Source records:
——————
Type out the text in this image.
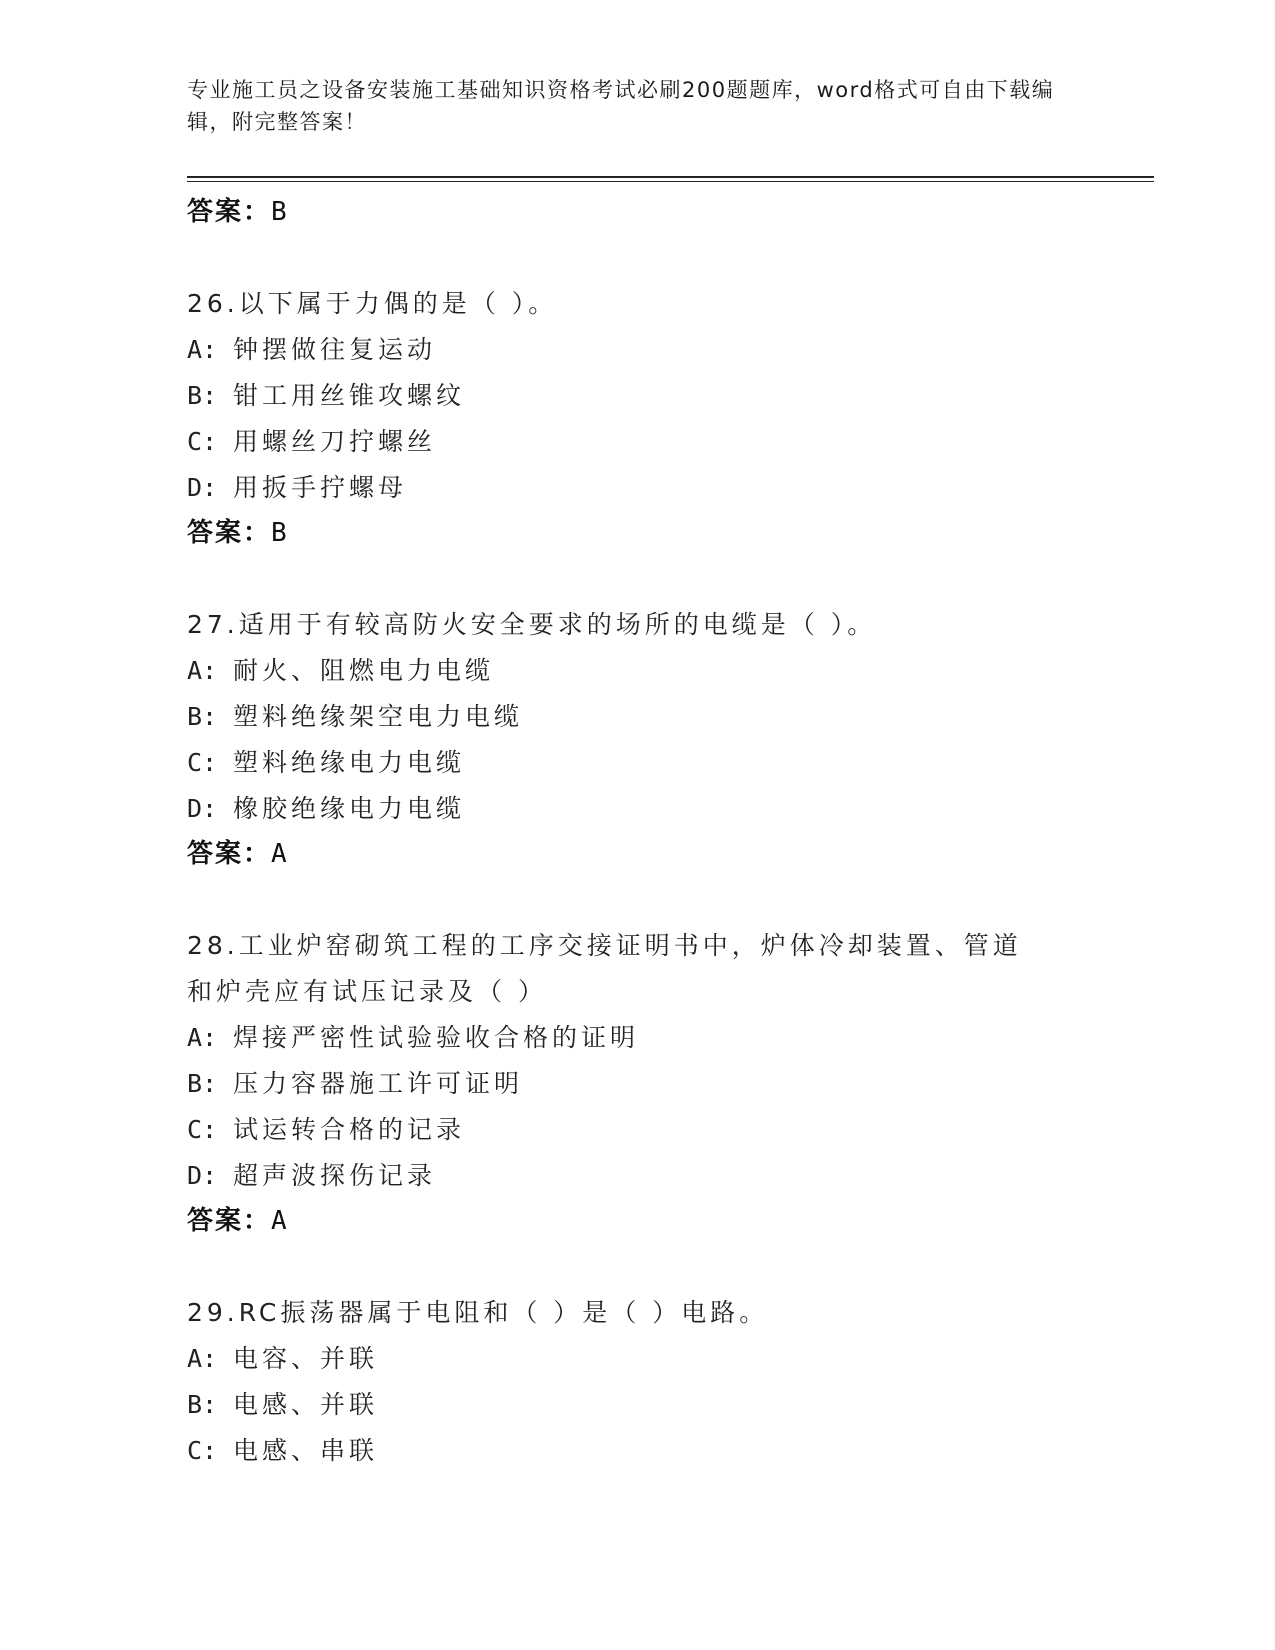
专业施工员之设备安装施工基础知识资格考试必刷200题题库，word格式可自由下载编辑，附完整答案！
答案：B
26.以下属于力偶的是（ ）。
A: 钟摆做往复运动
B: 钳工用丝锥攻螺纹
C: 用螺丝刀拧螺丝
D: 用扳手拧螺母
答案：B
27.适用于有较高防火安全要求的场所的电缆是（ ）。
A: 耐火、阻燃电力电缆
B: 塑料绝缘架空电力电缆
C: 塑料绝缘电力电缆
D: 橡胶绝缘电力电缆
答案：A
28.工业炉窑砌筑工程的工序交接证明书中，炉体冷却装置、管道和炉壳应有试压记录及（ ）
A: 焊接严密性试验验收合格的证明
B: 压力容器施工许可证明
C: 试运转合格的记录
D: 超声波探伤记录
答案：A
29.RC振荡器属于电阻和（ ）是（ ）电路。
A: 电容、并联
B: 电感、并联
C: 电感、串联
——————
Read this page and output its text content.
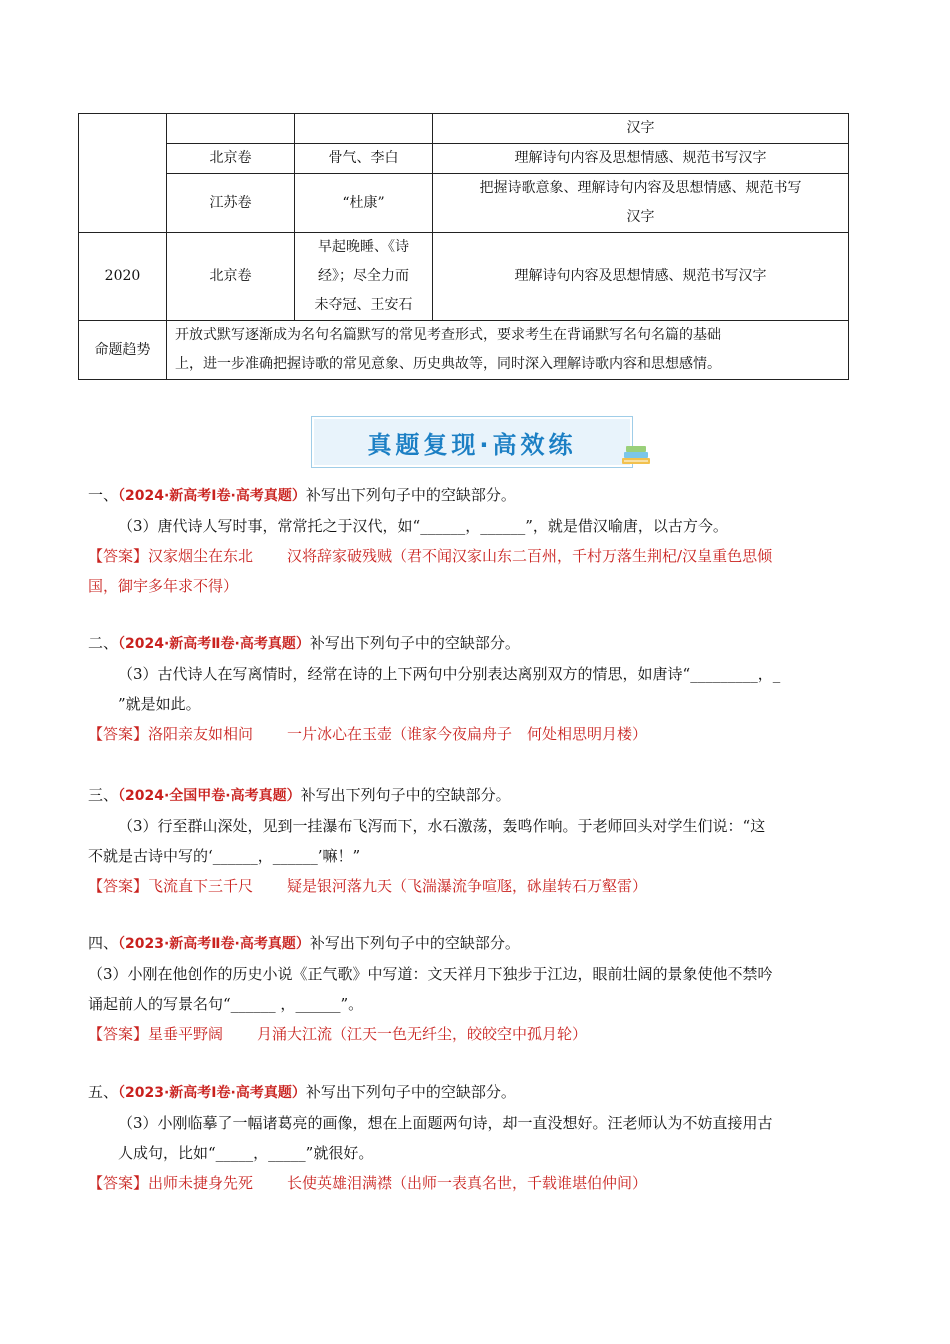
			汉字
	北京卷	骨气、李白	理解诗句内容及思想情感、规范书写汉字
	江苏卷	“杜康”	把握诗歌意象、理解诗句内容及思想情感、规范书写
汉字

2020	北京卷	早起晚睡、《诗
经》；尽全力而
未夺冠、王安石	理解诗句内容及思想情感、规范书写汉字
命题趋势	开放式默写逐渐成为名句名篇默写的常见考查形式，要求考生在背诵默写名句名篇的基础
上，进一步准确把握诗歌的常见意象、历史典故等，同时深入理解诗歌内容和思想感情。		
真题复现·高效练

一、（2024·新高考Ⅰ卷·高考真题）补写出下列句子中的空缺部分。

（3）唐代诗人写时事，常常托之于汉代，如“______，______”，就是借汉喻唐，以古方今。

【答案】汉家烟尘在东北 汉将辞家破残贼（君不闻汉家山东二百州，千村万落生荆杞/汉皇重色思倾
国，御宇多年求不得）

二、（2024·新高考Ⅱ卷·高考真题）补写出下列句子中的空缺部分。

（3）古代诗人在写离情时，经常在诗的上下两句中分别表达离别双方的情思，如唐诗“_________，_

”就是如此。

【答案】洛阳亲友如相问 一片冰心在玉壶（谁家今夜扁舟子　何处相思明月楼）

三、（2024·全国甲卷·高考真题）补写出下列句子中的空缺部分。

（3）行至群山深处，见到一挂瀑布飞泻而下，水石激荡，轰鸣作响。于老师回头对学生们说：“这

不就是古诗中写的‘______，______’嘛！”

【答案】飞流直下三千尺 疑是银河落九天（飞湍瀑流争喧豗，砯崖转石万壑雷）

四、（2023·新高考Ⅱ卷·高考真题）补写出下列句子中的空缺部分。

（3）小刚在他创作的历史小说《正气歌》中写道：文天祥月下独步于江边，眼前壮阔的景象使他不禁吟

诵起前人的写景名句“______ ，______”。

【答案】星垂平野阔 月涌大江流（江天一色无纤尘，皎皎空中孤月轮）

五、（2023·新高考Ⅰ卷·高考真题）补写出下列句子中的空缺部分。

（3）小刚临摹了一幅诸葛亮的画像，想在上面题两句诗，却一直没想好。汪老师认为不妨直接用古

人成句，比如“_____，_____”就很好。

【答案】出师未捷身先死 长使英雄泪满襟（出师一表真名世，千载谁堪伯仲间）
——————
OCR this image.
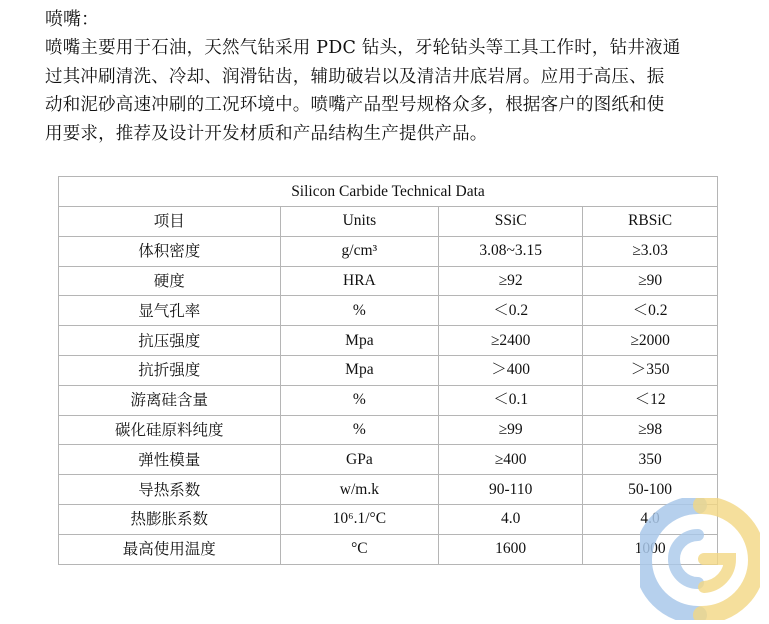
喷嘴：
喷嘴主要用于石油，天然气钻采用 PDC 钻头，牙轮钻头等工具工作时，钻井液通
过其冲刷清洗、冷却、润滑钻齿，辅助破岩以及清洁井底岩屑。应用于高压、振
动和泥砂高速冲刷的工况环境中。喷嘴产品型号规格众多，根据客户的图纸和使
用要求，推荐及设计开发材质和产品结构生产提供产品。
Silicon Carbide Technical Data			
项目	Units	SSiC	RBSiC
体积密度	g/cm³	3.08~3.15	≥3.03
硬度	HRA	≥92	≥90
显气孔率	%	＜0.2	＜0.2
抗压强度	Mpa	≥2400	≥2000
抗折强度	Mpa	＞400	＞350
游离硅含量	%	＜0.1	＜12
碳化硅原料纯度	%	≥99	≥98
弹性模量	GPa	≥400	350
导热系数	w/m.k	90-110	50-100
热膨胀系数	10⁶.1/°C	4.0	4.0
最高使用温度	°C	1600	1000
——————
Brief:
Copy out every line from the data above that has "新高考Ⅱ卷" in it.

Exercise output:
二、（2024·新高考Ⅱ卷·高考真题）补写出下列句子中的空缺部分。
四、（2023·新高考Ⅱ卷·高考真题）补写出下列句子中的空缺部分。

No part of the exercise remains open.